/---
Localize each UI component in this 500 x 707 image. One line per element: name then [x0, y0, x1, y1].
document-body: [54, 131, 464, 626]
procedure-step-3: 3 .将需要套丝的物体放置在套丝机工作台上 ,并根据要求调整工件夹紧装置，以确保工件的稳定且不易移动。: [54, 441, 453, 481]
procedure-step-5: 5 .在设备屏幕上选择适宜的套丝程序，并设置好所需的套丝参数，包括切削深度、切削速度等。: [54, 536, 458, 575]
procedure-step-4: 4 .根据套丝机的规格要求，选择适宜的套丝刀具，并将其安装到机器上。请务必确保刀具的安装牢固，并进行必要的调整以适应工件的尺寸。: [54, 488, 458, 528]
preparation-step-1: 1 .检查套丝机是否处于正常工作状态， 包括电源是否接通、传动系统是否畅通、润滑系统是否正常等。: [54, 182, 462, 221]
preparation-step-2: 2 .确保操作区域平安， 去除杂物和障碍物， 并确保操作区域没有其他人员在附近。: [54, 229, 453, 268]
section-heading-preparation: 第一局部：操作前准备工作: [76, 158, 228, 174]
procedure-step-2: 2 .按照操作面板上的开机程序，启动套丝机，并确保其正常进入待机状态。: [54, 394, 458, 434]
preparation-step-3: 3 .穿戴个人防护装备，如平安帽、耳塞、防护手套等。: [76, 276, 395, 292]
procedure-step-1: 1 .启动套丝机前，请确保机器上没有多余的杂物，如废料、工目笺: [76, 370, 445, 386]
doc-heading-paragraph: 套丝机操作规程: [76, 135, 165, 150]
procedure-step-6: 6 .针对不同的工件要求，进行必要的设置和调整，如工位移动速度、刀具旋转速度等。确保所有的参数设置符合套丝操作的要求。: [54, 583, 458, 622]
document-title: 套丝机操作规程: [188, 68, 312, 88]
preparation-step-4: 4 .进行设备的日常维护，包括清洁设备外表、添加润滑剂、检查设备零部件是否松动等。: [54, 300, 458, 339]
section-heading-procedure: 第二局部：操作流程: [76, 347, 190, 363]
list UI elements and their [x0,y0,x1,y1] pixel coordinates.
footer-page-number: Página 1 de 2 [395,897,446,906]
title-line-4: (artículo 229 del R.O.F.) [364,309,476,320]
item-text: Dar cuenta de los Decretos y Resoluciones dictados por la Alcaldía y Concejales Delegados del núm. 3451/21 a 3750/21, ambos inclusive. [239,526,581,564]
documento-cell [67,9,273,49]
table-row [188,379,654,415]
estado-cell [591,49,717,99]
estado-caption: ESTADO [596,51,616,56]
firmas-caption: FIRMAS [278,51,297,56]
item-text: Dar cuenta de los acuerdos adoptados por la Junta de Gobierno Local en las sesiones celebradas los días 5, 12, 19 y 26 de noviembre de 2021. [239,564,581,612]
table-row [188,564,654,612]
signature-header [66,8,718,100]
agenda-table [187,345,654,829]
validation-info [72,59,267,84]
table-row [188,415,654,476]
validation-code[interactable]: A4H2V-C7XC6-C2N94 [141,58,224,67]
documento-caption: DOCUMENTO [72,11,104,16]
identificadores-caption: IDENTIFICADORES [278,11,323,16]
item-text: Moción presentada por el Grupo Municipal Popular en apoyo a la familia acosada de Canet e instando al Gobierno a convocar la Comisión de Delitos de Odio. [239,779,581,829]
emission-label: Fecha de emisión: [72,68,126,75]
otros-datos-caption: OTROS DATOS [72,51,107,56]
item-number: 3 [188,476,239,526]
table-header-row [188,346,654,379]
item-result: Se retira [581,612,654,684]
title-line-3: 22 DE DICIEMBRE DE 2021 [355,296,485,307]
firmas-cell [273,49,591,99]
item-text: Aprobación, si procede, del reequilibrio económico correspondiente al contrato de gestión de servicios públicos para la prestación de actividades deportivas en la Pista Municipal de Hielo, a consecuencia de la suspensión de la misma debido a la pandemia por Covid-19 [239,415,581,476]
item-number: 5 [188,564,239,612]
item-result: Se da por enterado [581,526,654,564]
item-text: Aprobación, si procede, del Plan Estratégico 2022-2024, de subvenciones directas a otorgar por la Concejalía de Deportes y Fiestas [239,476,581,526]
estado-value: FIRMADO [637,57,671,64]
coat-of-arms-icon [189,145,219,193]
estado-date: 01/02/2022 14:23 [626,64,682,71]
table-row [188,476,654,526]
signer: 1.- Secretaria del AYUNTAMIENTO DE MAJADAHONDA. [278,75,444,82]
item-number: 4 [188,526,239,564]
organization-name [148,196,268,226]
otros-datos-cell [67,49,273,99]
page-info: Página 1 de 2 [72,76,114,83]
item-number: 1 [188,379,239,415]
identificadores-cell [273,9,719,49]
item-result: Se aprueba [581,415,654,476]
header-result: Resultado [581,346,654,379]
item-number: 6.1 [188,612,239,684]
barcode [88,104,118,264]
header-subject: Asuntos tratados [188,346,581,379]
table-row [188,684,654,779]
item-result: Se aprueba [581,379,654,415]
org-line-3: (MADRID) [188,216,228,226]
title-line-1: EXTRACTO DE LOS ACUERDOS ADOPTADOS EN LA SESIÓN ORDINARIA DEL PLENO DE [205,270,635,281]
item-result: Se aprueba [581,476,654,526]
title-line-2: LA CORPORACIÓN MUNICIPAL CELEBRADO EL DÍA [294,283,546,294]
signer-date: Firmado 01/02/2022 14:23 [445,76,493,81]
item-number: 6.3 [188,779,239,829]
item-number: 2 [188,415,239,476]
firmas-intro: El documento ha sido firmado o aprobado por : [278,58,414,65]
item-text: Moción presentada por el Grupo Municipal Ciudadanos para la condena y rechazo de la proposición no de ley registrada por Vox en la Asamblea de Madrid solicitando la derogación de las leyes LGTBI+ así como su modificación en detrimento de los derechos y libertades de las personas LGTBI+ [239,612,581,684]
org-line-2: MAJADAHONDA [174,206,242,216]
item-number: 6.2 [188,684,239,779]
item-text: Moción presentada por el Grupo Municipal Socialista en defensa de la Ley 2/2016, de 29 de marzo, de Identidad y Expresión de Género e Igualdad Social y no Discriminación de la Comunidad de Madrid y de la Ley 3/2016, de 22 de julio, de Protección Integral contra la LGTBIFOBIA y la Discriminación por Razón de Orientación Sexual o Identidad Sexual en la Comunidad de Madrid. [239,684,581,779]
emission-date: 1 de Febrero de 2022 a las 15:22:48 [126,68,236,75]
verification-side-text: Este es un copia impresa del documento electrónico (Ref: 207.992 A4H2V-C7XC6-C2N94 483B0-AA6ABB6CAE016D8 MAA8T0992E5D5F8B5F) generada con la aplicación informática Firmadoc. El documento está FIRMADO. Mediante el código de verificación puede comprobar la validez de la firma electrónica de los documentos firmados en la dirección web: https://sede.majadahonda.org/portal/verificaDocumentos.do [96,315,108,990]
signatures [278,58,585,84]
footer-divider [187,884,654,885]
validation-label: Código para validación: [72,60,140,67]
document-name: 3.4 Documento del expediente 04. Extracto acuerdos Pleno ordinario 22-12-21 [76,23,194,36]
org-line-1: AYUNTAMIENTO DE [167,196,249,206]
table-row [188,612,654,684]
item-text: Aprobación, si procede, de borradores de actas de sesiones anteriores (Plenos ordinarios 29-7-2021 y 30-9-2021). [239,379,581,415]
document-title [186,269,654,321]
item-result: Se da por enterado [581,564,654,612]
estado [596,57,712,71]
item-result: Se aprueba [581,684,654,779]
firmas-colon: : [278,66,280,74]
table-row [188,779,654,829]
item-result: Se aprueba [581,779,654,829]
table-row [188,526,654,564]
\---
AIM OF THE TASK:
Please convert every line of the listing above into a Markdown table with two columns, Row and Line, numbering each line in order and omitting any blank lines.

ANSWER TO THE PROBLEM:
| Row | Line |
|---|---|
| 1 | Localize each UI component in this 500 x 707 image. One line per element: name then [x0, y0, x1, y1]. |
| 2 | document-body: [54, 131, 464, 626] |
| 3 | procedure-step-3: 3 .将需要套丝的物体放置在套丝机工作台上 ,并根据要求调整工件夹紧装置，以确保工件的稳定且不易移动。: [54, 441, 453, 481] |
| 4 | procedure-step-5: 5 .在设备屏幕上选择适宜的套丝程序，并设置好所需的套丝参数，包括切削深度、切削速度等。: [54, 536, 458, 575] |
| 5 | procedure-step-4: 4 .根据套丝机的规格要求，选择适宜的套丝刀具，并将其安装到机器上。请务必确保刀具的安装牢固，并进行必要的调整以适应工件的尺寸。: [54, 488, 458, 528] |
| 6 | preparation-step-1: 1 .检查套丝机是否处于正常工作状态， 包括电源是否接通、传动系统是否畅通、润滑系统是否正常等。: [54, 182, 462, 221] |
| 7 | preparation-step-2: 2 .确保操作区域平安， 去除杂物和障碍物， 并确保操作区域没有其他人员在附近。: [54, 229, 453, 268] |
| 8 | section-heading-preparation: 第一局部：操作前准备工作: [76, 158, 228, 174] |
| 9 | procedure-step-2: 2 .按照操作面板上的开机程序，启动套丝机，并确保其正常进入待机状态。: [54, 394, 458, 434] |
| 10 | preparation-step-3: 3 .穿戴个人防护装备，如平安帽、耳塞、防护手套等。: [76, 276, 395, 292] |
| 11 | procedure-step-1: 1 .启动套丝机前，请确保机器上没有多余的杂物，如废料、工目笺: [76, 370, 445, 386] |
| 12 | doc-heading-paragraph: 套丝机操作规程: [76, 135, 165, 150] |
| 13 | procedure-step-6: 6 .针对不同的工件要求，进行必要的设置和调整，如工位移动速度、刀具旋转速度等。确保所有的参数设置符合套丝操作的要求。: [54, 583, 458, 622] |
| 14 | document-title: 套丝机操作规程: [188, 68, 312, 88] |
| 15 | preparation-step-4: 4 .进行设备的日常维护，包括清洁设备外表、添加润滑剂、检查设备零部件是否松动等。: [54, 300, 458, 339] |
| 16 | section-heading-procedure: 第二局部：操作流程: [76, 347, 190, 363] |
| 17 | list UI elements and their [x0,y0,x1,y1] pixel coordinates. |
| 18 | footer-page-number: Página 1 de 2 [395,897,446,906] |
| 19 | title-line-4: (artículo 229 del R.O.F.) [364,309,476,320] |
| 20 | item-text: Dar cuenta de los Decretos y Resoluciones dictados por la Alcaldía y Concejales Delegados del núm. 3451/21 a 3750/21, ambos inclusive. [239,526,581,564] |
| 21 | documento-cell [67,9,273,49] |
| 22 | table-row [188,379,654,415] |
| 23 | estado-cell [591,49,717,99] |
| 24 | estado-caption: ESTADO [596,51,616,56] |
| 25 | firmas-caption: FIRMAS [278,51,297,56] |
| 26 | item-text: Dar cuenta de los acuerdos adoptados por la Junta de Gobierno Local en las sesiones celebradas los días 5, 12, 19 y 26 de noviembre de 2021. [239,564,581,612] |
| 27 | table-row [188,564,654,612] |
| 28 | signature-header [66,8,718,100] |
| 29 | agenda-table [187,345,654,829] |
| 30 | validation-info [72,59,267,84] |
| 31 | table-row [188,415,654,476] |
| 32 | validation-code[interactable]: A4H2V-C7XC6-C2N94 [141,58,224,67] |
| 33 | documento-caption: DOCUMENTO [72,11,104,16] |
| 34 | identificadores-caption: IDENTIFICADORES [278,11,323,16] |
| 35 | item-text: Moción presentada por el Grupo Municipal Popular en apoyo a la familia acosada de Canet e instando al Gobierno a convocar la Comisión de Delitos de Odio. [239,779,581,829] |
| 36 | emission-label: Fecha de emisión: [72,68,126,75] |
| 37 | otros-datos-caption: OTROS DATOS [72,51,107,56] |
| 38 | item-number: 3 [188,476,239,526] |
| 39 | table-header-row [188,346,654,379] |
| 40 | item-result: Se retira [581,612,654,684] |
| 41 | title-line-3: 22 DE DICIEMBRE DE 2021 [355,296,485,307] |
| 42 | firmas-cell [273,49,591,99] |
| 43 | item-text: Aprobación, si procede, del reequilibrio económico correspondiente al contrato de gestión de servicios públicos para la prestación de actividades deportivas en la Pista Municipal de Hielo, a consecuencia de la suspensión de la misma debido a la pandemia por Covid-19 [239,415,581,476] |
| 44 | item-number: 5 [188,564,239,612] |
| 45 | item-result: Se da por enterado [581,526,654,564] |
| 46 | item-text: Aprobación, si procede, del Plan Estratégico 2022-2024, de subvenciones directas a otorgar por la Concejalía de Deportes y Fiestas [239,476,581,526] |
| 47 | estado-value: FIRMADO [637,57,671,64] |
| 48 | coat-of-arms-icon [189,145,219,193] |
| 49 | estado-date: 01/02/2022 14:23 [626,64,682,71] |
| 50 | table-row [188,476,654,526] |
| 51 | signer: 1.- Secretaria del AYUNTAMIENTO DE MAJADAHONDA. [278,75,444,82] |
| 52 | item-number: 4 [188,526,239,564] |
| 53 | organization-name [148,196,268,226] |
| 54 | otros-datos-cell [67,49,273,99] |
| 55 | page-info: Página 1 de 2 [72,76,114,83] |
| 56 | item-number: 1 [188,379,239,415] |
| 57 | identificadores-cell [273,9,719,49] |
| 58 | item-result: Se aprueba [581,415,654,476] |
| 59 | header-result: Resultado [581,346,654,379] |
| 60 | item-number: 6.1 [188,612,239,684] |
| 61 | barcode [88,104,118,264] |
| 62 | header-subject: Asuntos tratados [188,346,581,379] |
| 63 | table-row [188,684,654,779] |
| 64 | item-result: Se aprueba [581,379,654,415] |
| 65 | org-line-3: (MADRID) [188,216,228,226] |
| 66 | title-line-1: EXTRACTO DE LOS ACUERDOS ADOPTADOS EN LA SESIÓN ORDINARIA DEL PLENO DE [205,270,635,281] |
| 67 | item-result: Se aprueba [581,476,654,526] |
| 68 | title-line-2: LA CORPORACIÓN MUNICIPAL CELEBRADO EL DÍA [294,283,546,294] |
| 69 | signer-date: Firmado 01/02/2022 14:23 [445,76,493,81] |
| 70 | item-number: 6.3 [188,779,239,829] |
| 71 | item-number: 2 [188,415,239,476] |
| 72 | firmas-intro: El documento ha sido firmado o aprobado por : [278,58,414,65] |
| 73 | item-text: Moción presentada por el Grupo Municipal Ciudadanos para la condena y rechazo de la proposición no de ley registrada por Vox en la Asamblea de Madrid solicitando la derogación de las leyes LGTBI+ así como su modificación en detrimento de los derechos y libertades de las personas LGTBI+ [239,612,581,684] |
| 74 | org-line-2: MAJADAHONDA [174,206,242,216] |
| 75 | item-number: 6.2 [188,684,239,779] |
| 76 | item-text: Moción presentada por el Grupo Municipal Socialista en defensa de la Ley 2/2016, de 29 de marzo, de Identidad y Expresión de Género e Igualdad Social y no Discriminación de la Comunidad de Madrid y de la Ley 3/2016, de 22 de julio, de Protección Integral contra la LGTBIFOBIA y la Discriminación por Razón de Orientación Sexual o Identidad Sexual en la Comunidad de Madrid. [239,684,581,779] |
| 77 | emission-date: 1 de Febrero de 2022 a las 15:22:48 [126,68,236,75] |
| 78 | verification-side-text: Este es un copia impresa del documento electrónico (Ref: 207.992 A4H2V-C7XC6-C2N94 483B0-AA6ABB6CAE016D8 MAA8T0992E5D5F8B5F) generada con la aplicación informática Firmadoc. El documento está FIRMADO. Mediante el código de verificación puede comprobar la validez de la firma electrónica de los documentos firmados en la dirección web: https://sede.majadahonda.org/portal/verificaDocumentos.do [96,315,108,990] |
| 79 | signatures [278,58,585,84] |
| 80 | footer-divider [187,884,654,885] |
| 81 | validation-label: Código para validación: [72,60,140,67] |
| 82 | document-name: 3.4 Documento del expediente 04. Extracto acuerdos Pleno ordinario 22-12-21 [76,23,194,36] |
| 83 | org-line-1: AYUNTAMIENTO DE [167,196,249,206] |
| 84 | table-row [188,612,654,684] |
| 85 | item-text: Aprobación, si procede, de borradores de actas de sesiones anteriores (Plenos ordinarios 29-7-2021 y 30-9-2021). [239,379,581,415] |
| 86 | document-title [186,269,654,321] |
| 87 | item-result: Se da por enterado [581,564,654,612] |
| 88 | estado [596,57,712,71] |
| 89 | item-result: Se aprueba [581,684,654,779] |
| 90 | firmas-colon: : [278,66,280,74] |
| 91 | table-row [188,779,654,829] |
| 92 | item-result: Se aprueba [581,779,654,829] |
| 93 | table-row [188,526,654,564] |